◆ Stated problem ◆
Repeat the records below exactly.

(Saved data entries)
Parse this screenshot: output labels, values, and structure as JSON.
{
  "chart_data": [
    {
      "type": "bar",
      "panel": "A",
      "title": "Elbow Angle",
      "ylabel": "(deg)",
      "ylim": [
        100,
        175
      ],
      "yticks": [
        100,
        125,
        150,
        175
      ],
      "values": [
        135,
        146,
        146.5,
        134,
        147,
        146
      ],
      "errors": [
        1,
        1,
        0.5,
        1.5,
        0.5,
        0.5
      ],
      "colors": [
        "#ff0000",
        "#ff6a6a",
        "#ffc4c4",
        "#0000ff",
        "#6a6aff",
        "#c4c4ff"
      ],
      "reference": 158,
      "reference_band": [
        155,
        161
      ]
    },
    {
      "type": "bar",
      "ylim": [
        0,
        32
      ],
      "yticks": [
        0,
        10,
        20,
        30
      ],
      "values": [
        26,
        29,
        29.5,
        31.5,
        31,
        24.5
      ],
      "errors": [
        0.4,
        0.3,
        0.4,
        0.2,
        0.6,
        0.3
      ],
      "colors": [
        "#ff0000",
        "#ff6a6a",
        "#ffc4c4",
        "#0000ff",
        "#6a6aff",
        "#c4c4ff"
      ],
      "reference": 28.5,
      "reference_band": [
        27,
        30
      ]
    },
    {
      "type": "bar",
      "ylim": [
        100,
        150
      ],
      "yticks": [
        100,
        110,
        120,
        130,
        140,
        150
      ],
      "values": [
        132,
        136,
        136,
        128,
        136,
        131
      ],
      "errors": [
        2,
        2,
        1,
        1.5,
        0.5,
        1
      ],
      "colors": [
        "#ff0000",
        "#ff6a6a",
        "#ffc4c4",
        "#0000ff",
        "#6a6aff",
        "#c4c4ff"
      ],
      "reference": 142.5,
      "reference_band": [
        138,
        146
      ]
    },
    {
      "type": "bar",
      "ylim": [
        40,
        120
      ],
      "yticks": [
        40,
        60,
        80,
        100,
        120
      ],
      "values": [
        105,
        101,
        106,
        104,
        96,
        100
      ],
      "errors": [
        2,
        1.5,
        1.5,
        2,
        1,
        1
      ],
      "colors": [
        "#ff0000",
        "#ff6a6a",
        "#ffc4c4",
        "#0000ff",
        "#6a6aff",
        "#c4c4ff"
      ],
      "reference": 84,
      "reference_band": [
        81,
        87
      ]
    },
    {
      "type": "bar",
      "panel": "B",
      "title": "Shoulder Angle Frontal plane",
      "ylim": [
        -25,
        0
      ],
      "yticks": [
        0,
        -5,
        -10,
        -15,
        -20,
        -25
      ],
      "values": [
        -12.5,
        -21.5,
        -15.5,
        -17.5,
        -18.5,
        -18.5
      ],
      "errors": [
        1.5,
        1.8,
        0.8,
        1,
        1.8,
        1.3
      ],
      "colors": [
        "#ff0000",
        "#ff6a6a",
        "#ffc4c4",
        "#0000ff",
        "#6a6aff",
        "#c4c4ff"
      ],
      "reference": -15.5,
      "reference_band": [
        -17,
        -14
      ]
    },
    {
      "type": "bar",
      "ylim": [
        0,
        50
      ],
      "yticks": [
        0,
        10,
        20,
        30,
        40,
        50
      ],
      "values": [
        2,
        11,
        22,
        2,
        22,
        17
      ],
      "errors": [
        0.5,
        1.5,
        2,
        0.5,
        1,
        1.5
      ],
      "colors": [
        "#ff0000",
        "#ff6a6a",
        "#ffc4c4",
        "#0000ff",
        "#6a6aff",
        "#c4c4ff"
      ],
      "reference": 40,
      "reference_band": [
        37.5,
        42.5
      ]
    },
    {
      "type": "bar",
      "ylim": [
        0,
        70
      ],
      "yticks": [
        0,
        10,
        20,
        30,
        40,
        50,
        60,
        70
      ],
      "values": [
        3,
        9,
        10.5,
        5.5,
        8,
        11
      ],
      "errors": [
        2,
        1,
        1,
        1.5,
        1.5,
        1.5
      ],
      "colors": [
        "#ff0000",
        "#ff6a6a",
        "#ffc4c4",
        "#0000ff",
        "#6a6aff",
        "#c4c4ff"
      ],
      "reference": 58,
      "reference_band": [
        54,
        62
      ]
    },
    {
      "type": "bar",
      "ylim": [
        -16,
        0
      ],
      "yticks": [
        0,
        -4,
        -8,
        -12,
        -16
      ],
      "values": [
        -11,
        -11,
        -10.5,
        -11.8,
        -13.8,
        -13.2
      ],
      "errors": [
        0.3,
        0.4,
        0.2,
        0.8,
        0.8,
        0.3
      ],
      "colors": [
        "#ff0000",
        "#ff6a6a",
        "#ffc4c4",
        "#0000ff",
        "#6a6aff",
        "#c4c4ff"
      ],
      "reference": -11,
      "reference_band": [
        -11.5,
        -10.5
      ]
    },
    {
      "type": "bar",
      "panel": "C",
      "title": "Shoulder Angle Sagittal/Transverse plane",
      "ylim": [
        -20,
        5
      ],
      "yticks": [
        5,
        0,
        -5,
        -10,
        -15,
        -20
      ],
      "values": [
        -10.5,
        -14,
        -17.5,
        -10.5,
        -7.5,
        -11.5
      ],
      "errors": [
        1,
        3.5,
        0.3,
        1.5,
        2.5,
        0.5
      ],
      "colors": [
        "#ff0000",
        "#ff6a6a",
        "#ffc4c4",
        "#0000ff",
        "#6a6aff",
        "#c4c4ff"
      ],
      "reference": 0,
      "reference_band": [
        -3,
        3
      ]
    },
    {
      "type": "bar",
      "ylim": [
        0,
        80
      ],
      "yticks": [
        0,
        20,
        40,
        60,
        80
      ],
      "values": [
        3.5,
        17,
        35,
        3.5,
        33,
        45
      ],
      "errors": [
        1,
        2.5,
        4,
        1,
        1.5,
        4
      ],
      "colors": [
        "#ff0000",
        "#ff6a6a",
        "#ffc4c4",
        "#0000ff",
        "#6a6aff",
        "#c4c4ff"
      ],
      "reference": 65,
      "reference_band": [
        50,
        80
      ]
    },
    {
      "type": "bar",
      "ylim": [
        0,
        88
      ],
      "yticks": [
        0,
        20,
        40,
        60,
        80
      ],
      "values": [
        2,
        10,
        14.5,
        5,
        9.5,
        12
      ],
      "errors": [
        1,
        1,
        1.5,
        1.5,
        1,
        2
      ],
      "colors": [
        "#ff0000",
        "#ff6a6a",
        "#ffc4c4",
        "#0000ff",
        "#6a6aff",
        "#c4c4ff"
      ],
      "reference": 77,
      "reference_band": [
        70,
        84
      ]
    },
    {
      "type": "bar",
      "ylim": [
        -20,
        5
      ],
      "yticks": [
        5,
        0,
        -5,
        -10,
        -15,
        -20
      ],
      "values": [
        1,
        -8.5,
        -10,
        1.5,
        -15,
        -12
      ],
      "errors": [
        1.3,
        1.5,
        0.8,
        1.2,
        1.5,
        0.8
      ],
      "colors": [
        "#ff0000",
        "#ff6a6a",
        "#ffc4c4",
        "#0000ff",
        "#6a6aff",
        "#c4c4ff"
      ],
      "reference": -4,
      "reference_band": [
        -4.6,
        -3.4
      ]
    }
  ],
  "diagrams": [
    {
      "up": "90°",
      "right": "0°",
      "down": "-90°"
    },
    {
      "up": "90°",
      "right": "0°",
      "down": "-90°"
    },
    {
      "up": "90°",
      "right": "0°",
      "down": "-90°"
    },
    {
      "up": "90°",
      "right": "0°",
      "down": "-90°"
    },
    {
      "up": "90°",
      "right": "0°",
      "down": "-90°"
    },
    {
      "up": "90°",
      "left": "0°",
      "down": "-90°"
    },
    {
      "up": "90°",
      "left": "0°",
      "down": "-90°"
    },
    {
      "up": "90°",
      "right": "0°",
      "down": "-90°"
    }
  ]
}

◆ Task response ◆
Parse this screenshot: output labels, values, and structure as JSON.
{
  "chart_data": [
    {
      "type": "bar",
      "panel": "A",
      "title": "Elbow Angle",
      "ylabel": "(deg)",
      "ylim": [
        100,
        175
      ],
      "yticks": [
        100,
        125,
        150,
        175
      ],
      "values": [
        135,
        146,
        146.5,
        134,
        147,
        146
      ],
      "errors": [
        1,
        1,
        0.5,
        1.5,
        0.5,
        0.5
      ],
      "colors": [
        "#ff0000",
        "#ff6a6a",
        "#ffc4c4",
        "#0000ff",
        "#6a6aff",
        "#c4c4ff"
      ],
      "reference": 158,
      "reference_band": [
        155,
        161
      ]
    },
    {
      "type": "bar",
      "ylim": [
        0,
        32
      ],
      "yticks": [
        0,
        10,
        20,
        30
      ],
      "values": [
        26,
        29,
        29.5,
        31.5,
        31,
        24.5
      ],
      "errors": [
        0.4,
        0.3,
        0.4,
        0.2,
        0.6,
        0.3
      ],
      "colors": [
        "#ff0000",
        "#ff6a6a",
        "#ffc4c4",
        "#0000ff",
        "#6a6aff",
        "#c4c4ff"
      ],
      "reference": 28.5,
      "reference_band": [
        27,
        30
      ]
    },
    {
      "type": "bar",
      "ylim": [
        100,
        150
      ],
      "yticks": [
        100,
        110,
        120,
        130,
        140,
        150
      ],
      "values": [
        132,
        136,
        136,
        128,
        136,
        131
      ],
      "errors": [
        2,
        2,
        1,
        1.5,
        0.5,
        1
      ],
      "colors": [
        "#ff0000",
        "#ff6a6a",
        "#ffc4c4",
        "#0000ff",
        "#6a6aff",
        "#c4c4ff"
      ],
      "reference": 142.5,
      "reference_band": [
        138,
        146
      ]
    },
    {
      "type": "bar",
      "ylim": [
        40,
        120
      ],
      "yticks": [
        40,
        60,
        80,
        100,
        120
      ],
      "values": [
        105,
        101,
        106,
        104,
        96,
        100
      ],
      "errors": [
        2,
        1.5,
        1.5,
        2,
        1,
        1
      ],
      "colors": [
        "#ff0000",
        "#ff6a6a",
        "#ffc4c4",
        "#0000ff",
        "#6a6aff",
        "#c4c4ff"
      ],
      "reference": 84,
      "reference_band": [
        81,
        87
      ]
    },
    {
      "type": "bar",
      "panel": "B",
      "title": "Shoulder Angle Frontal plane",
      "ylim": [
        -25,
        0
      ],
      "yticks": [
        0,
        -5,
        -10,
        -15,
        -20,
        -25
      ],
      "values": [
        -12.5,
        -21.5,
        -15.5,
        -17.5,
        -18.5,
        -18.5
      ],
      "errors": [
        1.5,
        1.8,
        0.8,
        1,
        1.8,
        1.3
      ],
      "colors": [
        "#ff0000",
        "#ff6a6a",
        "#ffc4c4",
        "#0000ff",
        "#6a6aff",
        "#c4c4ff"
      ],
      "reference": -15.5,
      "reference_band": [
        -17,
        -14
      ]
    },
    {
      "type": "bar",
      "ylim": [
        0,
        50
      ],
      "yticks": [
        0,
        10,
        20,
        30,
        40,
        50
      ],
      "values": [
        2,
        11,
        22,
        2,
        22,
        17
      ],
      "errors": [
        0.5,
        1.5,
        2,
        0.5,
        1,
        1.5
      ],
      "colors": [
        "#ff0000",
        "#ff6a6a",
        "#ffc4c4",
        "#0000ff",
        "#6a6aff",
        "#c4c4ff"
      ],
      "reference": 40,
      "reference_band": [
        37.5,
        42.5
      ]
    },
    {
      "type": "bar",
      "ylim": [
        0,
        70
      ],
      "yticks": [
        0,
        10,
        20,
        30,
        40,
        50,
        60,
        70
      ],
      "values": [
        3,
        9,
        10.5,
        5.5,
        8,
        11
      ],
      "errors": [
        2,
        1,
        1,
        1.5,
        1.5,
        1.5
      ],
      "colors": [
        "#ff0000",
        "#ff6a6a",
        "#ffc4c4",
        "#0000ff",
        "#6a6aff",
        "#c4c4ff"
      ],
      "reference": 58,
      "reference_band": [
        54,
        62
      ]
    },
    {
      "type": "bar",
      "ylim": [
        -16,
        0
      ],
      "yticks": [
        0,
        -4,
        -8,
        -12,
        -16
      ],
      "values": [
        -11,
        -11,
        -10.5,
        -11.8,
        -13.8,
        -13.2
      ],
      "errors": [
        0.3,
        0.4,
        0.2,
        0.8,
        0.8,
        0.3
      ],
      "colors": [
        "#ff0000",
        "#ff6a6a",
        "#ffc4c4",
        "#0000ff",
        "#6a6aff",
        "#c4c4ff"
      ],
      "reference": -11,
      "reference_band": [
        -11.5,
        -10.5
      ]
    },
    {
      "type": "bar",
      "panel": "C",
      "title": "Shoulder Angle Sagittal/Transverse plane",
      "ylim": [
        -20,
        5
      ],
      "yticks": [
        5,
        0,
        -5,
        -10,
        -15,
        -20
      ],
      "values": [
        -10.5,
        -14,
        -17.5,
        -10.5,
        -7.5,
        -11.5
      ],
      "errors": [
        1,
        3.5,
        0.3,
        1.5,
        2.5,
        0.5
      ],
      "colors": [
        "#ff0000",
        "#ff6a6a",
        "#ffc4c4",
        "#0000ff",
        "#6a6aff",
        "#c4c4ff"
      ],
      "reference": 0,
      "reference_band": [
        -3,
        3
      ]
    },
    {
      "type": "bar",
      "ylim": [
        0,
        80
      ],
      "yticks": [
        0,
        20,
        40,
        60,
        80
      ],
      "values": [
        3.5,
        17,
        35,
        3.5,
        33,
        45
      ],
      "errors": [
        1,
        2.5,
        4,
        1,
        1.5,
        4
      ],
      "colors": [
        "#ff0000",
        "#ff6a6a",
        "#ffc4c4",
        "#0000ff",
        "#6a6aff",
        "#c4c4ff"
      ],
      "reference": 65,
      "reference_band": [
        50,
        80
      ]
    },
    {
      "type": "bar",
      "ylim": [
        0,
        88
      ],
      "yticks": [
        0,
        20,
        40,
        60,
        80
      ],
      "values": [
        2,
        10,
        14.5,
        5,
        9.5,
        12
      ],
      "errors": [
        1,
        1,
        1.5,
        1.5,
        1,
        2
      ],
      "colors": [
        "#ff0000",
        "#ff6a6a",
        "#ffc4c4",
        "#0000ff",
        "#6a6aff",
        "#c4c4ff"
      ],
      "reference": 77,
      "reference_band": [
        70,
        84
      ]
    },
    {
      "type": "bar",
      "ylim": [
        -20,
        5
      ],
      "yticks": [
        5,
        0,
        -5,
        -10,
        -15,
        -20
      ],
      "values": [
        1,
        -8.5,
        -10,
        1.5,
        -15,
        -12
      ],
      "errors": [
        1.3,
        1.5,
        0.8,
        1.2,
        1.5,
        0.8
      ],
      "colors": [
        "#ff0000",
        "#ff6a6a",
        "#ffc4c4",
        "#0000ff",
        "#6a6aff",
        "#c4c4ff"
      ],
      "reference": -4,
      "reference_band": [
        -4.6,
        -3.4
      ]
    }
  ],
  "diagrams": [
    {
      "up": "90°",
      "right": "0°",
      "down": "-90°"
    },
    {
      "up": "90°",
      "right": "0°",
      "down": "-90°"
    },
    {
      "up": "90°",
      "right": "0°",
      "down": "-90°"
    },
    {
      "up": "90°",
      "right": "0°",
      "down": "-90°"
    },
    {
      "up": "90°",
      "right": "0°",
      "down": "-90°"
    },
    {
      "up": "90°",
      "left": "0°",
      "down": "-90°"
    },
    {
      "up": "90°",
      "left": "0°",
      "down": "-90°"
    },
    {
      "up": "90°",
      "right": "0°",
      "down": "-90°"
    }
  ]
}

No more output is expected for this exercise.